**** Extracted data ****

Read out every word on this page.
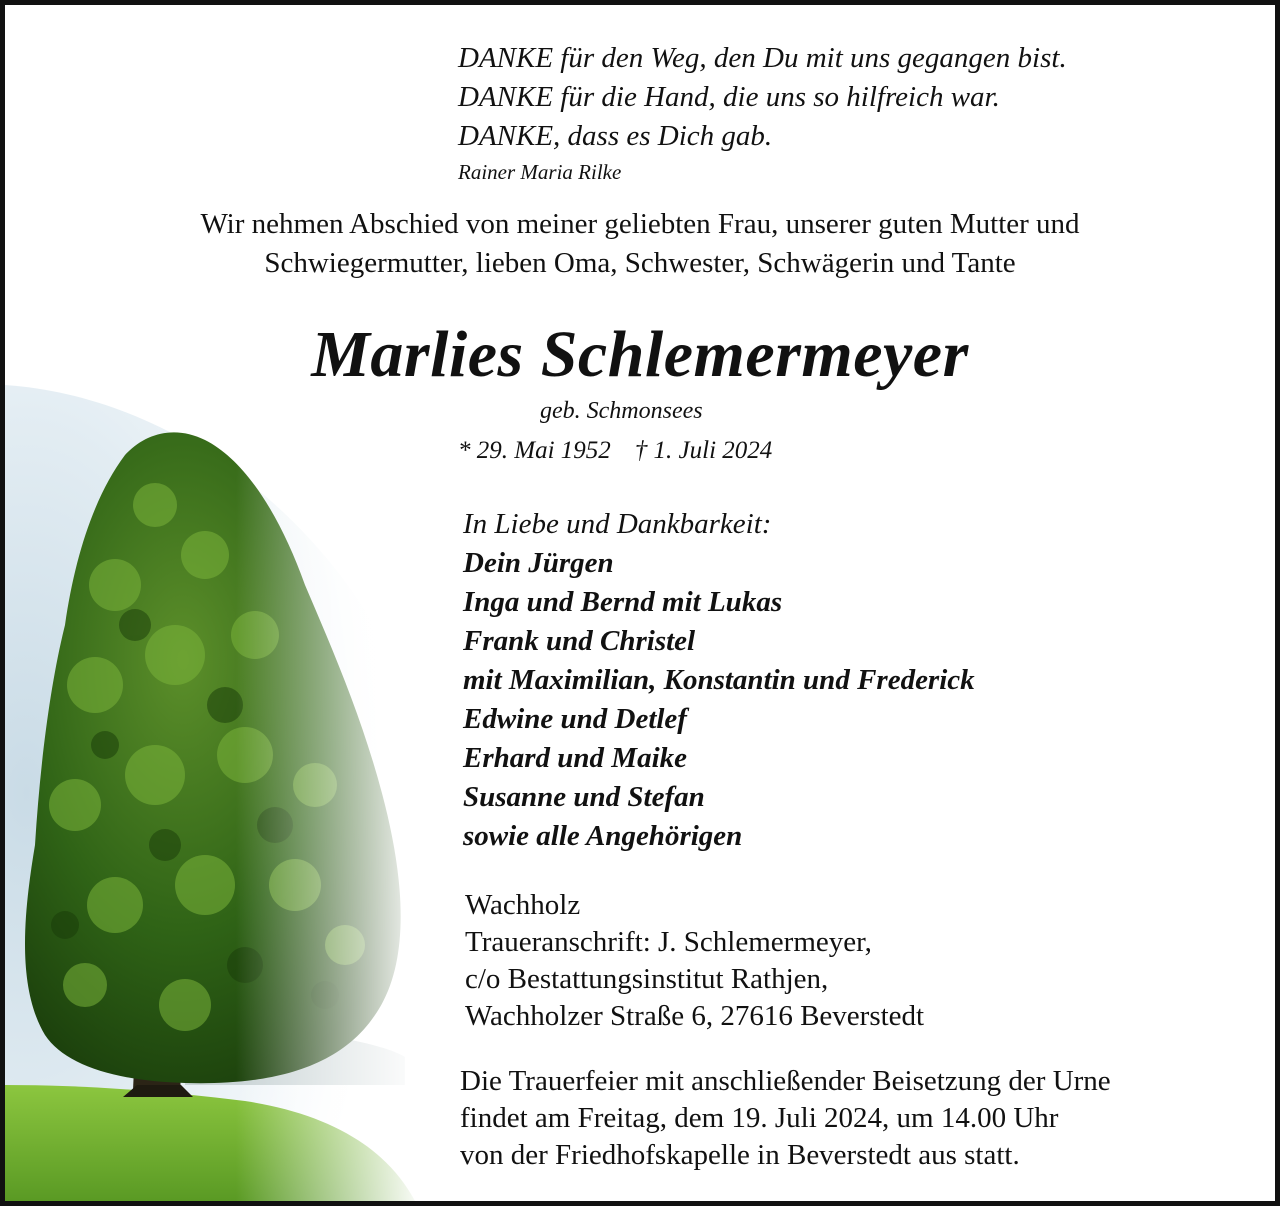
DANKE für den Weg, den Du mit uns gegangen bist.
DANKE für die Hand, die uns so hilfreich war.
DANKE, dass es Dich gab.
Rainer Maria Rilke
Wir nehmen Abschied von meiner geliebten Frau, unserer guten Mutter und
Schwiegermutter, lieben Oma, Schwester, Schwägerin und Tante
Marlies Schlemermeyer
geb. Schmonsees
* 29. Mai 1952 † 1. Juli 2024
In Liebe und Dankbarkeit:
Dein Jürgen
Inga und Bernd mit Lukas
Frank und Christel
mit Maximilian, Konstantin und Frederick
Edwine und Detlef
Erhard und Maike
Susanne und Stefan
sowie alle Angehörigen
Wachholz
Traueranschrift: J. Schlemermeyer,
c/o Bestattungsinstitut Rathjen,
Wachholzer Straße 6, 27616 Beverstedt
Die Trauerfeier mit anschließender Beisetzung der Urne
findet am Freitag, dem 19. Juli 2024, um 14.00 Uhr
von der Friedhofskapelle in Beverstedt aus statt.
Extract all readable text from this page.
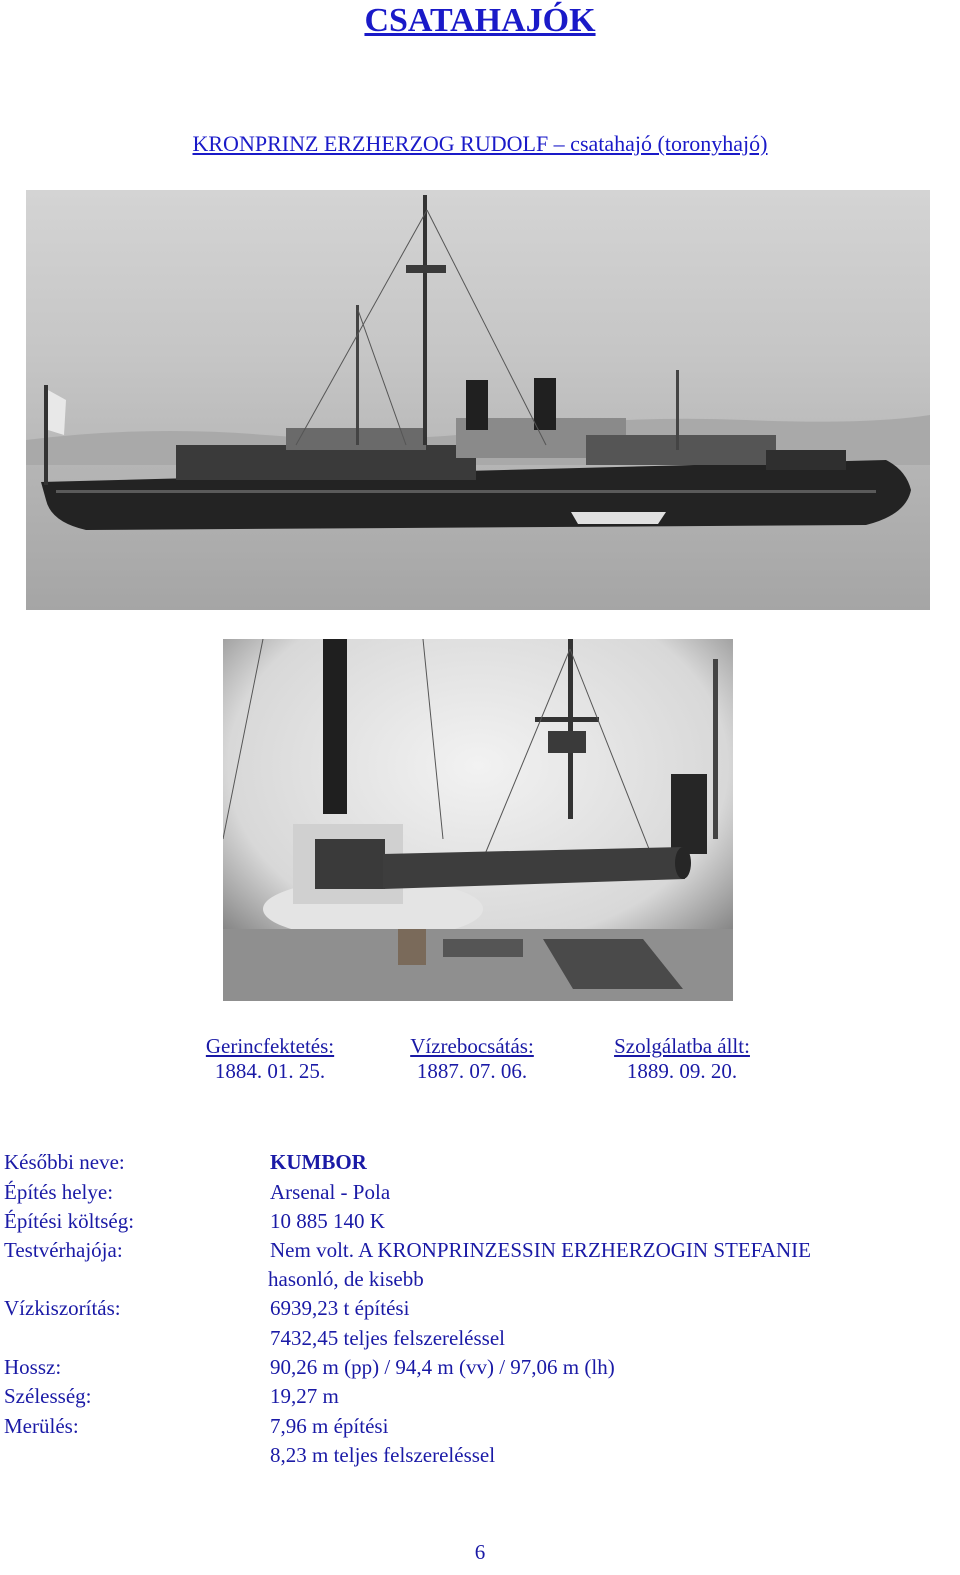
CSATAHAJÓK
KRONPRINZ ERZHERZOG RUDOLF – csatahajó (toronyhajó)
Gerincfektetés:
1884. 01. 25.
Vízrebocsátás:
1887. 07. 06.
Szolgálatba állt:
1889. 09. 20.
Későbbi neve:	KUMBOR
Építés helye:	Arsenal - Pola
Építési költség:	10 885 140 K
Testvérhajója:	Nem volt. A KRONPRINZESSIN ERZHERZOGIN STEFANIE
hasonló, de kisebb
Vízkiszorítás:	6939,23 t építési
7432,45 teljes felszereléssel
Hossz:	90,26 m (pp) / 94,4 m (vv) / 97,06 m (lh)
Szélesség:	19,27 m
Merülés:	7,96 m építési
8,23 m teljes felszereléssel
6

****

Written task:
Within the entries above, report how many lines include "DANKE", and keep the answer to the number.

Finished exercise:
3